**WHAT TO WORK ON:** Read the records below. Copy each line where the string "本文件与" occurs.
================
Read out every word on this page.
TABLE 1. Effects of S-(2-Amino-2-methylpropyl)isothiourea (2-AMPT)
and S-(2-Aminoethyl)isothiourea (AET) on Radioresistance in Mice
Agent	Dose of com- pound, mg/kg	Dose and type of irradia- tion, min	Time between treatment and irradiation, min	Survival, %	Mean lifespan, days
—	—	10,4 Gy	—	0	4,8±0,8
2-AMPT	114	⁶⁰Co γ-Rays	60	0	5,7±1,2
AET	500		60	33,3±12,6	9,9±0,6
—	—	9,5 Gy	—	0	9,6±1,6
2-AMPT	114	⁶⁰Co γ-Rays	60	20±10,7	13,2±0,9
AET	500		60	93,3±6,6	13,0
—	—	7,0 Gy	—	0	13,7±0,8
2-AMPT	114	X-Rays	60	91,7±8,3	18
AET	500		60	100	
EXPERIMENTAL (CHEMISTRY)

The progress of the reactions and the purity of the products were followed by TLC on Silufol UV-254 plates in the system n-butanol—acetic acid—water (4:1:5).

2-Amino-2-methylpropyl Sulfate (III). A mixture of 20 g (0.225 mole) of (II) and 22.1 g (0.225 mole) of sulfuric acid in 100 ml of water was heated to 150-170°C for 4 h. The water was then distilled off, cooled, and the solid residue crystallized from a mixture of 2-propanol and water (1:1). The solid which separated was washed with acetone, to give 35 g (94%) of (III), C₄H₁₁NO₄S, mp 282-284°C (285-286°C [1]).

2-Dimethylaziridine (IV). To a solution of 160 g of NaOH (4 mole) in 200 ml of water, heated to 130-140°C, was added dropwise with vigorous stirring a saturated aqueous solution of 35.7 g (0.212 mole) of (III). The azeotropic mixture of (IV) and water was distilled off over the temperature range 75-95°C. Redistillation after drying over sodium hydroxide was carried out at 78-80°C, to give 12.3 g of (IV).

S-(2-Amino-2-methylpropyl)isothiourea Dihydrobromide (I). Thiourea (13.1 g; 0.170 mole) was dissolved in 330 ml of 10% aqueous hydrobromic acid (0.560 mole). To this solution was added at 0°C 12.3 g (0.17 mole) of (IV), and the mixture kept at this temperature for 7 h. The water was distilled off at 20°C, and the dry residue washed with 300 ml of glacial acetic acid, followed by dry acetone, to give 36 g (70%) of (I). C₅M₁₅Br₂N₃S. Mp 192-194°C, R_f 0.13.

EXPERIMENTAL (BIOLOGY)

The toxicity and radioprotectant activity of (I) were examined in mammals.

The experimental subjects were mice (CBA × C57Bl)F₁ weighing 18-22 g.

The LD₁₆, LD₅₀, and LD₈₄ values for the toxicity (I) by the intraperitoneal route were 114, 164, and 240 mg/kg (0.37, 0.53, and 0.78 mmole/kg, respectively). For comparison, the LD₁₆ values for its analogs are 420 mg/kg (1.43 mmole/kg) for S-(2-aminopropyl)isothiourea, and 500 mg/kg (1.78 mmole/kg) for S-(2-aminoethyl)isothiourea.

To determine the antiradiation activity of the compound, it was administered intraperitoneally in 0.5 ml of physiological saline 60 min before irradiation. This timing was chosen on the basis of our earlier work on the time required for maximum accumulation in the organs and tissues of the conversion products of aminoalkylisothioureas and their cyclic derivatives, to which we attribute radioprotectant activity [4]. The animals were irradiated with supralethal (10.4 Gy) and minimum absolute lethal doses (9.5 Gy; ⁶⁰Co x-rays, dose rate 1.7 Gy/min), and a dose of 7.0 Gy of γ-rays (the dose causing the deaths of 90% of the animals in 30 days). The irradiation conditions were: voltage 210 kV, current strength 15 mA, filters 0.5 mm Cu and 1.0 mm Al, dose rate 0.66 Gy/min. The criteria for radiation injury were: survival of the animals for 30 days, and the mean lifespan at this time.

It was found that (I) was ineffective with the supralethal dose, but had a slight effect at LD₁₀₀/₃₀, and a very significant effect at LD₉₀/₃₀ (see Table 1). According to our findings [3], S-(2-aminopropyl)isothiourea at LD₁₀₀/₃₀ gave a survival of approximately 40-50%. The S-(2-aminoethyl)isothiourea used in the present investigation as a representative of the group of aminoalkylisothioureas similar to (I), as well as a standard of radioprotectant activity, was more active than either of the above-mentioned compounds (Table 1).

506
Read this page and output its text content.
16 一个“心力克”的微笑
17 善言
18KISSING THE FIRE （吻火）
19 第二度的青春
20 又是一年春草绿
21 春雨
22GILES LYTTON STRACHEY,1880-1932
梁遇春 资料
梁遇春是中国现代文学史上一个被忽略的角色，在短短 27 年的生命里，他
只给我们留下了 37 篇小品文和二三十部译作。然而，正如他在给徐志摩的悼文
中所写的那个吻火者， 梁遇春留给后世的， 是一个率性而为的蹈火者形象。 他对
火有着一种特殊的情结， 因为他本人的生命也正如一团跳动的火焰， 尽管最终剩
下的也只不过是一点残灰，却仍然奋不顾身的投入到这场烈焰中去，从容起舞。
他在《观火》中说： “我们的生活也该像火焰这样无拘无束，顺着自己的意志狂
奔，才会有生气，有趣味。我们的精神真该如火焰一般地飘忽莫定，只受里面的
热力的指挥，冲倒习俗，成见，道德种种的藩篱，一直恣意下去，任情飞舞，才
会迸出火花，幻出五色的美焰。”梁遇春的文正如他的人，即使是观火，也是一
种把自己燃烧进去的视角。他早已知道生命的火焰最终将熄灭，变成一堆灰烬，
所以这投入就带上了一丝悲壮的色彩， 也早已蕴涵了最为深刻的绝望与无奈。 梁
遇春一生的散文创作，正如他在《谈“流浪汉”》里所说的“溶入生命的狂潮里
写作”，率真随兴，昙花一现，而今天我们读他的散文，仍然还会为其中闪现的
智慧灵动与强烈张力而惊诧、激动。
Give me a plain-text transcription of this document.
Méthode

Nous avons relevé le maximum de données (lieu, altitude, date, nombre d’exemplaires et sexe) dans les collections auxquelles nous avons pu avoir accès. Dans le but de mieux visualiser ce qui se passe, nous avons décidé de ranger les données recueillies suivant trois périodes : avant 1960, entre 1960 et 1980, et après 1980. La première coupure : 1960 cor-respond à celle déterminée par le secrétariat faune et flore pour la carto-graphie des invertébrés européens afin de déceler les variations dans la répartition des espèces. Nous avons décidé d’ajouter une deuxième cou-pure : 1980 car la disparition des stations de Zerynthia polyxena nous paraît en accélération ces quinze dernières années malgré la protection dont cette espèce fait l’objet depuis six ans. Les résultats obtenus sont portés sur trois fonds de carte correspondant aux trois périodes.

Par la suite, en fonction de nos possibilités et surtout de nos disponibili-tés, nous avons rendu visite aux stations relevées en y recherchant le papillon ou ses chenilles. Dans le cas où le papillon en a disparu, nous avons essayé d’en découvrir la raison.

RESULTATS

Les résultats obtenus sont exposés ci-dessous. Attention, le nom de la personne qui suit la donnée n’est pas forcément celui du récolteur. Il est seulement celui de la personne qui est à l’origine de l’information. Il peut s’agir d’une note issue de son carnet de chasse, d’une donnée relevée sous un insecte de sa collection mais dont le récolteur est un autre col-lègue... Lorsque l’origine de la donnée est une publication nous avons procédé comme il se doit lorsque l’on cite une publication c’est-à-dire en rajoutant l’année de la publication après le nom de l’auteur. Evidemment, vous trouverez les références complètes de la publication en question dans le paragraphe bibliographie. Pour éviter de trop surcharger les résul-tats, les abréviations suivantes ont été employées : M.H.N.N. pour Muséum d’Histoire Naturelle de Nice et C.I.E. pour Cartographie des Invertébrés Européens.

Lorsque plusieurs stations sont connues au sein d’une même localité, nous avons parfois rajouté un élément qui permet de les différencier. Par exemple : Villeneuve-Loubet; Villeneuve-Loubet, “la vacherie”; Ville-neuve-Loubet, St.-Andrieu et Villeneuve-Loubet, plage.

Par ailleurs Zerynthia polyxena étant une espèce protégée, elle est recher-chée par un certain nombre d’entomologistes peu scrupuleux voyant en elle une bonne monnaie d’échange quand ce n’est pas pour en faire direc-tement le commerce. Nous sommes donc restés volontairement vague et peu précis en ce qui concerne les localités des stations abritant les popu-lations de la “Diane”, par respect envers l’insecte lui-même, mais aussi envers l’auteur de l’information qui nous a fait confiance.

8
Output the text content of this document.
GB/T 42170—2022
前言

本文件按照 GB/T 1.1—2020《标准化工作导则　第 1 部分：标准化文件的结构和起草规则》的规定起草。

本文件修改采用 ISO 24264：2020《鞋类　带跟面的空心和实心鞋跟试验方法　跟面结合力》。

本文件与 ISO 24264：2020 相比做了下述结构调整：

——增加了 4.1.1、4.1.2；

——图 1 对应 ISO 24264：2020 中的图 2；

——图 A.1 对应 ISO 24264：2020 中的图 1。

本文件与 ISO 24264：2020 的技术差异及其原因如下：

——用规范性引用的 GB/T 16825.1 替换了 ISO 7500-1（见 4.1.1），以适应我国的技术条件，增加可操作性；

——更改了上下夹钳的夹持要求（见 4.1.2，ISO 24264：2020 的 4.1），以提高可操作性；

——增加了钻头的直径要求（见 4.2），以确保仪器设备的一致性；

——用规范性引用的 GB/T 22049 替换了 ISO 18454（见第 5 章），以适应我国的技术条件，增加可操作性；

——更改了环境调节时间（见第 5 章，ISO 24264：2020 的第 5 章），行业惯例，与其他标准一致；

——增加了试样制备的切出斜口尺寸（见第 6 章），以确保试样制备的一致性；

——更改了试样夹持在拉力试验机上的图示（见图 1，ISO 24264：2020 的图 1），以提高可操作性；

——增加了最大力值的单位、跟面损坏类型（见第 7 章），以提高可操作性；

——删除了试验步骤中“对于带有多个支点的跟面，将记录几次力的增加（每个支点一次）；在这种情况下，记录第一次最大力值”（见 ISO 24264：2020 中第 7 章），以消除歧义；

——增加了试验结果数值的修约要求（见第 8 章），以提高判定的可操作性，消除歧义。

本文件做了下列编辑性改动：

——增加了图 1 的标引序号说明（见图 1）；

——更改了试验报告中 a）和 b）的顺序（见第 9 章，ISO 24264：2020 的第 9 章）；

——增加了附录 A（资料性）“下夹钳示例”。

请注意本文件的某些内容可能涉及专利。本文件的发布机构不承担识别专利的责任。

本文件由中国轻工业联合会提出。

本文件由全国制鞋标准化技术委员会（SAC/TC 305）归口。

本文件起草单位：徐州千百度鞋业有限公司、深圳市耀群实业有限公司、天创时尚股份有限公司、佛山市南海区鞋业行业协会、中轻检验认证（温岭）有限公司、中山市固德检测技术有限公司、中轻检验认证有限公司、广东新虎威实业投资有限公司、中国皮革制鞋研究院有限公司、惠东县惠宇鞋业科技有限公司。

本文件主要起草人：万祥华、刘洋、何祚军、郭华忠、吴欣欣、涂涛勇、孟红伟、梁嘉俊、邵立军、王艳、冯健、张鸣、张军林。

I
================
**RESPONSE TO THE EXERCISE:**
本文件与 ISO 24264：2020 相比做了下述结构调整：
本文件与 ISO 24264：2020 的技术差异及其原因如下：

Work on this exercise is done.